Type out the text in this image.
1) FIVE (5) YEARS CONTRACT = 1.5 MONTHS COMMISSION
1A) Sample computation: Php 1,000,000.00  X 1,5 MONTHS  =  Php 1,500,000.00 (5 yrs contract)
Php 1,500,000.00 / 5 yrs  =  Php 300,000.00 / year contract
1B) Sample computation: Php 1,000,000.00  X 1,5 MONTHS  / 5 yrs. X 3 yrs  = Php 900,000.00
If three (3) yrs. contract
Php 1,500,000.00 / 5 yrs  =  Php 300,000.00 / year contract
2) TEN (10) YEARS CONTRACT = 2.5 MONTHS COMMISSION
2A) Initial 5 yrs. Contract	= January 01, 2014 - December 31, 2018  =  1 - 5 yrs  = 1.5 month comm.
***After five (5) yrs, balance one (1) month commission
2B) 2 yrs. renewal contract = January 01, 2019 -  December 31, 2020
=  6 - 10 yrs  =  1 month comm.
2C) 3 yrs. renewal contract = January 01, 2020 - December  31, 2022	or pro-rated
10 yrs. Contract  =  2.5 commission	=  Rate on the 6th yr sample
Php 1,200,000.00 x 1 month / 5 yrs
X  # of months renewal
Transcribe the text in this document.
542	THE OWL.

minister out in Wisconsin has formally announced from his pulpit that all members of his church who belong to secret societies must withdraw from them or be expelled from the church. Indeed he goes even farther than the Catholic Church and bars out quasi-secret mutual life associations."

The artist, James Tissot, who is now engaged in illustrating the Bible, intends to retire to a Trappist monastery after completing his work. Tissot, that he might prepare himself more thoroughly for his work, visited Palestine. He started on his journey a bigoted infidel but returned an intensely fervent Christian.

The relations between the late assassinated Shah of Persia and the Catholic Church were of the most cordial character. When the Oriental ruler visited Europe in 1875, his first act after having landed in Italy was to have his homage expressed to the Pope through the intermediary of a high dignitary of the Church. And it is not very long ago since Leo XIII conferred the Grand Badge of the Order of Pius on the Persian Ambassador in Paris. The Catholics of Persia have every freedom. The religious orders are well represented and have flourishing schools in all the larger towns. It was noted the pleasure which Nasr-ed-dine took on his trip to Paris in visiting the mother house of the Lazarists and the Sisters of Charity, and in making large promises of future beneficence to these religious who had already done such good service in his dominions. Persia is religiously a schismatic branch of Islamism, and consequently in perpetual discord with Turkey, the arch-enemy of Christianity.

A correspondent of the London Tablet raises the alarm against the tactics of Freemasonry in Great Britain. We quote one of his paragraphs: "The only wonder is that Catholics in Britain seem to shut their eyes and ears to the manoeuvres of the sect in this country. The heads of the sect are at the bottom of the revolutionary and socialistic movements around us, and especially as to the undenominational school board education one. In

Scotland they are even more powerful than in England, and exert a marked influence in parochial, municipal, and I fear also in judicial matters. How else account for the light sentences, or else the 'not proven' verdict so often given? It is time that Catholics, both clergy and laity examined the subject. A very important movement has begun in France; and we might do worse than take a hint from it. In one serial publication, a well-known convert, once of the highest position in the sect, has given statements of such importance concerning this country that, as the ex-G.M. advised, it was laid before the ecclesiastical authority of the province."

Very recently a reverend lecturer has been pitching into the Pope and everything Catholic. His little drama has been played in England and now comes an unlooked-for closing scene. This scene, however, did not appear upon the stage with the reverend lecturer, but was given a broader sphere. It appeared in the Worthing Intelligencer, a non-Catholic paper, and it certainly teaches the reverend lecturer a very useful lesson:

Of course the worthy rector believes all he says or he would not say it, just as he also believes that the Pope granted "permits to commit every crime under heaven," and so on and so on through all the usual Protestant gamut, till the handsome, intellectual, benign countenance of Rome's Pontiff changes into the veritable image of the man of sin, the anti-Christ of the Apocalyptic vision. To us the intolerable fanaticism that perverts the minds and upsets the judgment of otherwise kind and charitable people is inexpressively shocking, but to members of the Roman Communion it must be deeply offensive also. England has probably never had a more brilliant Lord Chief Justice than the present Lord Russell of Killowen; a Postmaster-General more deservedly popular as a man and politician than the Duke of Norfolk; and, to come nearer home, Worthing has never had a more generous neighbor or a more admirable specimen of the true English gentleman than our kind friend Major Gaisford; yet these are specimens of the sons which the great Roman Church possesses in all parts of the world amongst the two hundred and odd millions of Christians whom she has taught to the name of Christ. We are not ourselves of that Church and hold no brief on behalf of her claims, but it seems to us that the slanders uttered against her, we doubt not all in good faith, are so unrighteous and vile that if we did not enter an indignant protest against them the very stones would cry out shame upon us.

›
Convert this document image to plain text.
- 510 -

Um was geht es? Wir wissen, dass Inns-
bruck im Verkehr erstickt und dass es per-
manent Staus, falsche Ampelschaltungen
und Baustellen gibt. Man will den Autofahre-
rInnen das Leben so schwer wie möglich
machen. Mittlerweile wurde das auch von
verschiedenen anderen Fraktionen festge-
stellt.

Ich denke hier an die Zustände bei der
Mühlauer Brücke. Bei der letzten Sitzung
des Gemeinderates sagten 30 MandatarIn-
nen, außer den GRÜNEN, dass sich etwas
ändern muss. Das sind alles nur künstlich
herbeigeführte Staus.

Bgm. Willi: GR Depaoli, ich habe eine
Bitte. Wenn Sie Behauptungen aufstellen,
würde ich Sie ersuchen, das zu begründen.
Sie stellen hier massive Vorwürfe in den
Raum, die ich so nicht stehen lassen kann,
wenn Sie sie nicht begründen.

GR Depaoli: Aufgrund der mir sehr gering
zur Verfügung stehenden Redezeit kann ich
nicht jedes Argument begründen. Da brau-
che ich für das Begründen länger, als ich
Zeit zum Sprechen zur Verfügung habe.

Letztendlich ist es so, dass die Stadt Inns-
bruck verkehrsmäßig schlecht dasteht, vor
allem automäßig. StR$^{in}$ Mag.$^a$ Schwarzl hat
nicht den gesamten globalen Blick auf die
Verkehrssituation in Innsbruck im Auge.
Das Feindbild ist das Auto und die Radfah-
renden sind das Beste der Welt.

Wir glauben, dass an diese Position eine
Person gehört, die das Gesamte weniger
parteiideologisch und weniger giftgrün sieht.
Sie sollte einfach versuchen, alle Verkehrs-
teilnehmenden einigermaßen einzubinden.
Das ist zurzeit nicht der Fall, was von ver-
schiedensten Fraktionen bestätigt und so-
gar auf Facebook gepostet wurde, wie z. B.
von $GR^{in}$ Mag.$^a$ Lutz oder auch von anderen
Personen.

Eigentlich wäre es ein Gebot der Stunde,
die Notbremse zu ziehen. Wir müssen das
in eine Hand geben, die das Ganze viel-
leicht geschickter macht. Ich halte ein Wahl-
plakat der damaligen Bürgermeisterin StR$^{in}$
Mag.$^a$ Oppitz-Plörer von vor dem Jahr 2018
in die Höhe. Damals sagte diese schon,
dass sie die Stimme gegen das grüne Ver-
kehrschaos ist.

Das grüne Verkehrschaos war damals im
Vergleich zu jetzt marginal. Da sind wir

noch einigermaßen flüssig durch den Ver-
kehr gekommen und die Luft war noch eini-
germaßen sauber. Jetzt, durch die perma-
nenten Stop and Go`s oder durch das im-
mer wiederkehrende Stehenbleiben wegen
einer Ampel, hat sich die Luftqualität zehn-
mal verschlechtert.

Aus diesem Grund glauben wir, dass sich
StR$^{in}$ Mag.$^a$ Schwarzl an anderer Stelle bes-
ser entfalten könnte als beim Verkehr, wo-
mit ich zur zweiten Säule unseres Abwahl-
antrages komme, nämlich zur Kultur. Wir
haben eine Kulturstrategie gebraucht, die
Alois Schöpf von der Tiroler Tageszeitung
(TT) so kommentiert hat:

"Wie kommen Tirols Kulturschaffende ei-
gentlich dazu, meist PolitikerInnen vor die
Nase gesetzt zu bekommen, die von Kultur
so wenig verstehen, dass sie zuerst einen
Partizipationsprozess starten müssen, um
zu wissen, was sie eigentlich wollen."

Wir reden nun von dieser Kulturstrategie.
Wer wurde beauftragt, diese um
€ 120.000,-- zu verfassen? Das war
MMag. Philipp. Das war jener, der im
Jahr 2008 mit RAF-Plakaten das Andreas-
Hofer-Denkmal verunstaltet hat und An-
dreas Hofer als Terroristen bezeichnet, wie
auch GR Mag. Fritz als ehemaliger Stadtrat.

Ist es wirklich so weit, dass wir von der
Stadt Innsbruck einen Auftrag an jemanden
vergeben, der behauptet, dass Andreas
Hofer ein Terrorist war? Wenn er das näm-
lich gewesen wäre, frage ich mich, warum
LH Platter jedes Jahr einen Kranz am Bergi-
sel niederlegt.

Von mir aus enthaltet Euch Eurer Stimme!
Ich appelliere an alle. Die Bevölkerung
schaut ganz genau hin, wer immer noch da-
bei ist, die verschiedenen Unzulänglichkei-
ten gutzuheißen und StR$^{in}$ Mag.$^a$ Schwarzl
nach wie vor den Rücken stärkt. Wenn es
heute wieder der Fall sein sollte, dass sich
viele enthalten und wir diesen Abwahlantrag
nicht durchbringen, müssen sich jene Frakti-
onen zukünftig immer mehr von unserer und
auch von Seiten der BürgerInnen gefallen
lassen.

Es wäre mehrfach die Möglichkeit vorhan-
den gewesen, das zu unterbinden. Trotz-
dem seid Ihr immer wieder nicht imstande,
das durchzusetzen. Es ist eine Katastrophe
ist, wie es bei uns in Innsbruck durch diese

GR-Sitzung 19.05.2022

* _INSTRUCTIONS FOR THE TASK_
Select the lines in this material that hold the word "sich", leaving none out.

* _OUTPUT FOR THIS EXERCISE_
nen, außer den GRÜNEN, dass sich etwas
einer Ampel, hat sich die Luftqualität zehn-
Aus diesem Grund glauben wir, dass sich
heute wieder der Fall sein sollte, dass sich
nicht durchbringen, müssen sich jene Frakti-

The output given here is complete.